> Data provided
========================================================================
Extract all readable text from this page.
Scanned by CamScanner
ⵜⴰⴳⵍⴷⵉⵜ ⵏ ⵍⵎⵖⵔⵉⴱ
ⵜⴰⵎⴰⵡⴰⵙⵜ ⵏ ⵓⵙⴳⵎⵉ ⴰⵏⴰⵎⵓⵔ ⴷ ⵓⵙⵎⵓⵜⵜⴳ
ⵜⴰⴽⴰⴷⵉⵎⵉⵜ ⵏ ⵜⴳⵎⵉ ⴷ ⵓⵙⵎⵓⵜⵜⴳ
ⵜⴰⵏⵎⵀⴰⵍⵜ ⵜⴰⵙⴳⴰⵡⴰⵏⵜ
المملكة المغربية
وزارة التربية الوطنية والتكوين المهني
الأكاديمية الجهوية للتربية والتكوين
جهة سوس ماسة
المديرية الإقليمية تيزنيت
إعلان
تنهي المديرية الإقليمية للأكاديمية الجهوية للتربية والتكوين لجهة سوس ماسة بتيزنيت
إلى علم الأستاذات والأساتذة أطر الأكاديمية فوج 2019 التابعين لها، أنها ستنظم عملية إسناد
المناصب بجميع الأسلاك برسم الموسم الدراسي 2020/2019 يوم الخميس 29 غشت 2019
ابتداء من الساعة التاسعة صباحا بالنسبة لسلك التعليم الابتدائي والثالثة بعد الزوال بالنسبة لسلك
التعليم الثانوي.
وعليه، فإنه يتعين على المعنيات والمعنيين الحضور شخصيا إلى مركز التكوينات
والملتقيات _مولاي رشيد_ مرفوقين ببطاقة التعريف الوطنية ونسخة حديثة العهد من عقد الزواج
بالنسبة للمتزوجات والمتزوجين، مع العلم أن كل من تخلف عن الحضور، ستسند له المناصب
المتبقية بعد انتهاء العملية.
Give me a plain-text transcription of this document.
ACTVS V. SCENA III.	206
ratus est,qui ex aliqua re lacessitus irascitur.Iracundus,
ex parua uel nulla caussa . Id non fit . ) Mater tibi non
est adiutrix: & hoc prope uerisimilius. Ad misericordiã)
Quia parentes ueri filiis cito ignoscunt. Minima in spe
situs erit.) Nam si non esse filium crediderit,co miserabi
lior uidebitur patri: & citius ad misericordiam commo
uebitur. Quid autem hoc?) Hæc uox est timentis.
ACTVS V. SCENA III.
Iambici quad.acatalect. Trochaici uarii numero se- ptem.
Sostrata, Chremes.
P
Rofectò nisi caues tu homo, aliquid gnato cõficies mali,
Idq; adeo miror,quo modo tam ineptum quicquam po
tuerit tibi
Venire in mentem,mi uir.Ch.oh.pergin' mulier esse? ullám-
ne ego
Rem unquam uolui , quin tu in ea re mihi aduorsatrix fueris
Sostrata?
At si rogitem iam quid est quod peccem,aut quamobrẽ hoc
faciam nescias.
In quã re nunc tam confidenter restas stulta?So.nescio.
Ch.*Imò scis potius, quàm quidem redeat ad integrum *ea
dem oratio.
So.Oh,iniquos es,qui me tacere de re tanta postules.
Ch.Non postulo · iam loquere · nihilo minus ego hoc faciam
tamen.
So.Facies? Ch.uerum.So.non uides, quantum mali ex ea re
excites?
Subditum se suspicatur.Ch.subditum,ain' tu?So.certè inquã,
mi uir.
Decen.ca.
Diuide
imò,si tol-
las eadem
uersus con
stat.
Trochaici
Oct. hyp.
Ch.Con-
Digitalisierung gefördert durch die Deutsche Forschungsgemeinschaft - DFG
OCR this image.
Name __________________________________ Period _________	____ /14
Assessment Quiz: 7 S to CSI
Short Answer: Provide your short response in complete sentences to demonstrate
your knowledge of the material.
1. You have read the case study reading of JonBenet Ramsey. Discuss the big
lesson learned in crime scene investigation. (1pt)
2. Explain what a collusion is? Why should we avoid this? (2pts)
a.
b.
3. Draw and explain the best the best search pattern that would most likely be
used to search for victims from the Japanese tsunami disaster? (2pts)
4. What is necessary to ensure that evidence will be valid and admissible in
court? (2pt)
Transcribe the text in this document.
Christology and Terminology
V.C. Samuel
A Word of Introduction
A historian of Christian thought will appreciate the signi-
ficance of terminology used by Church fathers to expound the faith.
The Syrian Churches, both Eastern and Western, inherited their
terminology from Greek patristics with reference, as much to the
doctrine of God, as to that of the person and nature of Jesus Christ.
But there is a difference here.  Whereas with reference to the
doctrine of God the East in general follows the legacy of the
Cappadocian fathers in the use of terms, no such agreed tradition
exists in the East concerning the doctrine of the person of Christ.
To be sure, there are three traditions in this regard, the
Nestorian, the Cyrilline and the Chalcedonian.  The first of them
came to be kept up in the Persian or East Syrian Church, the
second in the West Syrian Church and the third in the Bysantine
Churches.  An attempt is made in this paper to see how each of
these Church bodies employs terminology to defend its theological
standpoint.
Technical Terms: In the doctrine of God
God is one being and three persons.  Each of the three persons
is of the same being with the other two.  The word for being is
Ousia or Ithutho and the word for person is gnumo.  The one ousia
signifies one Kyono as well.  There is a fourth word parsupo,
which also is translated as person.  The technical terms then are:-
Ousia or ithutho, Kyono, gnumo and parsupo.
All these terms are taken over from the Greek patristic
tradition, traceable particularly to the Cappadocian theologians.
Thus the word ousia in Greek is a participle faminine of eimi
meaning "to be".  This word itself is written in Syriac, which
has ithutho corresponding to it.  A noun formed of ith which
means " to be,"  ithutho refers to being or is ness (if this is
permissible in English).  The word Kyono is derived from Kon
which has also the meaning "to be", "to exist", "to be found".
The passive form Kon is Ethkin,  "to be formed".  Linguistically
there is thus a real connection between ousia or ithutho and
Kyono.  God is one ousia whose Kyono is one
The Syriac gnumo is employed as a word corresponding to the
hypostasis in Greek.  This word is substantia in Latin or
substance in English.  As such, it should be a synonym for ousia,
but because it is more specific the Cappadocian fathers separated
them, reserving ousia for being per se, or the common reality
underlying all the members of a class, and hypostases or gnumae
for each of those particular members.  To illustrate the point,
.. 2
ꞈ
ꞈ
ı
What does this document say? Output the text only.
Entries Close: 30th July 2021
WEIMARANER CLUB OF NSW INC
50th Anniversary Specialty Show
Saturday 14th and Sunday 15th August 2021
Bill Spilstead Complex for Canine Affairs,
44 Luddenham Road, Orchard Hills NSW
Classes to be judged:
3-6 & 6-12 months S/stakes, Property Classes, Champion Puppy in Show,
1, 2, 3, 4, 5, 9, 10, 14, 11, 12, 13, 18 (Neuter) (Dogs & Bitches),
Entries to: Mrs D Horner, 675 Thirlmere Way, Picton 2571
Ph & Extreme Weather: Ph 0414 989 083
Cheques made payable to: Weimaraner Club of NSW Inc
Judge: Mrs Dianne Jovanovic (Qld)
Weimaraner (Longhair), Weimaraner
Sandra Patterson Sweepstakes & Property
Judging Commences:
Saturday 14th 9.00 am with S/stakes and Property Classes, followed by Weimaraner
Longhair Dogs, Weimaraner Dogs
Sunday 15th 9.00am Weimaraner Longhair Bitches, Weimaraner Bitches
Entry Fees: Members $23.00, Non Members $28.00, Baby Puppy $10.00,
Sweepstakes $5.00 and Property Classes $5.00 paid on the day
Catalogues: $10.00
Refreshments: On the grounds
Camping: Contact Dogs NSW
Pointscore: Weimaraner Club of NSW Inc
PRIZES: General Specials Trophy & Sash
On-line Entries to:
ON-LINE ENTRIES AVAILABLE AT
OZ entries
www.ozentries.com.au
========================================================================
> To do
Set down all of the entries exactly, please.

> Written solution
Extract all readable text from this page.
Scanned by CamScanner
ⵜⴰⴳⵍⴷⵉⵜ ⵏ ⵍⵎⵖⵔⵉⴱ
ⵜⴰⵎⴰⵡⴰⵙⵜ ⵏ ⵓⵙⴳⵎⵉ ⴰⵏⴰⵎⵓⵔ ⴷ ⵓⵙⵎⵓⵜⵜⴳ
ⵜⴰⴽⴰⴷⵉⵎⵉⵜ ⵏ ⵜⴳⵎⵉ ⴷ ⵓⵙⵎⵓⵜⵜⴳ
ⵜⴰⵏⵎⵀⴰⵍⵜ ⵜⴰⵙⴳⴰⵡⴰⵏⵜ
المملكة المغربية
وزارة التربية الوطنية والتكوين المهني
الأكاديمية الجهوية للتربية والتكوين
جهة سوس ماسة
المديرية الإقليمية تيزنيت
إعلان
تنهي المديرية الإقليمية للأكاديمية الجهوية للتربية والتكوين لجهة سوس ماسة بتيزنيت
إلى علم الأستاذات والأساتذة أطر الأكاديمية فوج 2019 التابعين لها، أنها ستنظم عملية إسناد
المناصب بجميع الأسلاك برسم الموسم الدراسي 2020/2019 يوم الخميس 29 غشت 2019
ابتداء من الساعة التاسعة صباحا بالنسبة لسلك التعليم الابتدائي والثالثة بعد الزوال بالنسبة لسلك
التعليم الثانوي.
وعليه، فإنه يتعين على المعنيات والمعنيين الحضور شخصيا إلى مركز التكوينات
والملتقيات _مولاي رشيد_ مرفوقين ببطاقة التعريف الوطنية ونسخة حديثة العهد من عقد الزواج
بالنسبة للمتزوجات والمتزوجين، مع العلم أن كل من تخلف عن الحضور، ستسند له المناصب
المتبقية بعد انتهاء العملية.
Give me a plain-text transcription of this document.
ACTVS V. SCENA III.	206
ratus est,qui ex aliqua re lacessitus irascitur.Iracundus,
ex parua uel nulla caussa . Id non fit . ) Mater tibi non
est adiutrix: & hoc prope uerisimilius. Ad misericordiã)
Quia parentes ueri filiis cito ignoscunt. Minima in spe
situs erit.) Nam si non esse filium crediderit,co miserabi
lior uidebitur patri: & citius ad misericordiam commo
uebitur. Quid autem hoc?) Hæc uox est timentis.
ACTVS V. SCENA III.
Iambici quad.acatalect. Trochaici uarii numero se- ptem.
Sostrata, Chremes.
P
Rofectò nisi caues tu homo, aliquid gnato cõficies mali,
Idq; adeo miror,quo modo tam ineptum quicquam po
tuerit tibi
Venire in mentem,mi uir.Ch.oh.pergin' mulier esse? ullám-
ne ego
Rem unquam uolui , quin tu in ea re mihi aduorsatrix fueris
Sostrata?
At si rogitem iam quid est quod peccem,aut quamobrẽ hoc
faciam nescias.
In quã re nunc tam confidenter restas stulta?So.nescio.
Ch.*Imò scis potius, quàm quidem redeat ad integrum *ea
dem oratio.
So.Oh,iniquos es,qui me tacere de re tanta postules.
Ch.Non postulo · iam loquere · nihilo minus ego hoc faciam
tamen.
So.Facies? Ch.uerum.So.non uides, quantum mali ex ea re
excites?
Subditum se suspicatur.Ch.subditum,ain' tu?So.certè inquã,
mi uir.
Decen.ca.
Diuide
imò,si tol-
las eadem
uersus con
stat.
Trochaici
Oct. hyp.
Ch.Con-
Digitalisierung gefördert durch die Deutsche Forschungsgemeinschaft - DFG
OCR this image.
Name __________________________________ Period _________	____ /14
Assessment Quiz: 7 S to CSI
Short Answer: Provide your short response in complete sentences to demonstrate
your knowledge of the material.
1. You have read the case study reading of JonBenet Ramsey. Discuss the big
lesson learned in crime scene investigation. (1pt)
2. Explain what a collusion is? Why should we avoid this? (2pts)
a.
b.
3. Draw and explain the best the best search pattern that would most likely be
used to search for victims from the Japanese tsunami disaster? (2pts)
4. What is necessary to ensure that evidence will be valid and admissible in
court? (2pt)
Transcribe the text in this document.
Christology and Terminology
V.C. Samuel
A Word of Introduction
A historian of Christian thought will appreciate the signi-
ficance of terminology used by Church fathers to expound the faith.
The Syrian Churches, both Eastern and Western, inherited their
terminology from Greek patristics with reference, as much to the
doctrine of God, as to that of the person and nature of Jesus Christ.
But there is a difference here.  Whereas with reference to the
doctrine of God the East in general follows the legacy of the
Cappadocian fathers in the use of terms, no such agreed tradition
exists in the East concerning the doctrine of the person of Christ.
To be sure, there are three traditions in this regard, the
Nestorian, the Cyrilline and the Chalcedonian.  The first of them
came to be kept up in the Persian or East Syrian Church, the
second in the West Syrian Church and the third in the Bysantine
Churches.  An attempt is made in this paper to see how each of
these Church bodies employs terminology to defend its theological
standpoint.
Technical Terms: In the doctrine of God
God is one being and three persons.  Each of the three persons
is of the same being with the other two.  The word for being is
Ousia or Ithutho and the word for person is gnumo.  The one ousia
signifies one Kyono as well.  There is a fourth word parsupo,
which also is translated as person.  The technical terms then are:-
Ousia or ithutho, Kyono, gnumo and parsupo.
All these terms are taken over from the Greek patristic
tradition, traceable particularly to the Cappadocian theologians.
Thus the word ousia in Greek is a participle faminine of eimi
meaning "to be".  This word itself is written in Syriac, which
has ithutho corresponding to it.  A noun formed of ith which
means " to be,"  ithutho refers to being or is ness (if this is
permissible in English).  The word Kyono is derived from Kon
which has also the meaning "to be", "to exist", "to be found".
The passive form Kon is Ethkin,  "to be formed".  Linguistically
there is thus a real connection between ousia or ithutho and
Kyono.  God is one ousia whose Kyono is one
The Syriac gnumo is employed as a word corresponding to the
hypostasis in Greek.  This word is substantia in Latin or
substance in English.  As such, it should be a synonym for ousia,
but because it is more specific the Cappadocian fathers separated
them, reserving ousia for being per se, or the common reality
underlying all the members of a class, and hypostases or gnumae
for each of those particular members.  To illustrate the point,
.. 2
ꞈ
ꞈ
ı
What does this document say? Output the text only.
Entries Close: 30th July 2021
WEIMARANER CLUB OF NSW INC
50th Anniversary Specialty Show
Saturday 14th and Sunday 15th August 2021
Bill Spilstead Complex for Canine Affairs,
44 Luddenham Road, Orchard Hills NSW
Classes to be judged:
3-6 & 6-12 months S/stakes, Property Classes, Champion Puppy in Show,
1, 2, 3, 4, 5, 9, 10, 14, 11, 12, 13, 18 (Neuter) (Dogs & Bitches),
Entries to: Mrs D Horner, 675 Thirlmere Way, Picton 2571
Ph & Extreme Weather: Ph 0414 989 083
Cheques made payable to: Weimaraner Club of NSW Inc
Judge: Mrs Dianne Jovanovic (Qld)
Weimaraner (Longhair), Weimaraner
Sandra Patterson Sweepstakes & Property
Judging Commences:
Saturday 14th 9.00 am with S/stakes and Property Classes, followed by Weimaraner
Longhair Dogs, Weimaraner Dogs
Sunday 15th 9.00am Weimaraner Longhair Bitches, Weimaraner Bitches
Entry Fees: Members $23.00, Non Members $28.00, Baby Puppy $10.00,
Sweepstakes $5.00 and Property Classes $5.00 paid on the day
Catalogues: $10.00
Refreshments: On the grounds
Camping: Contact Dogs NSW
Pointscore: Weimaraner Club of NSW Inc
PRIZES: General Specials Trophy & Sash
On-line Entries to:
ON-LINE ENTRIES AVAILABLE AT
OZ entries
www.ozentries.com.au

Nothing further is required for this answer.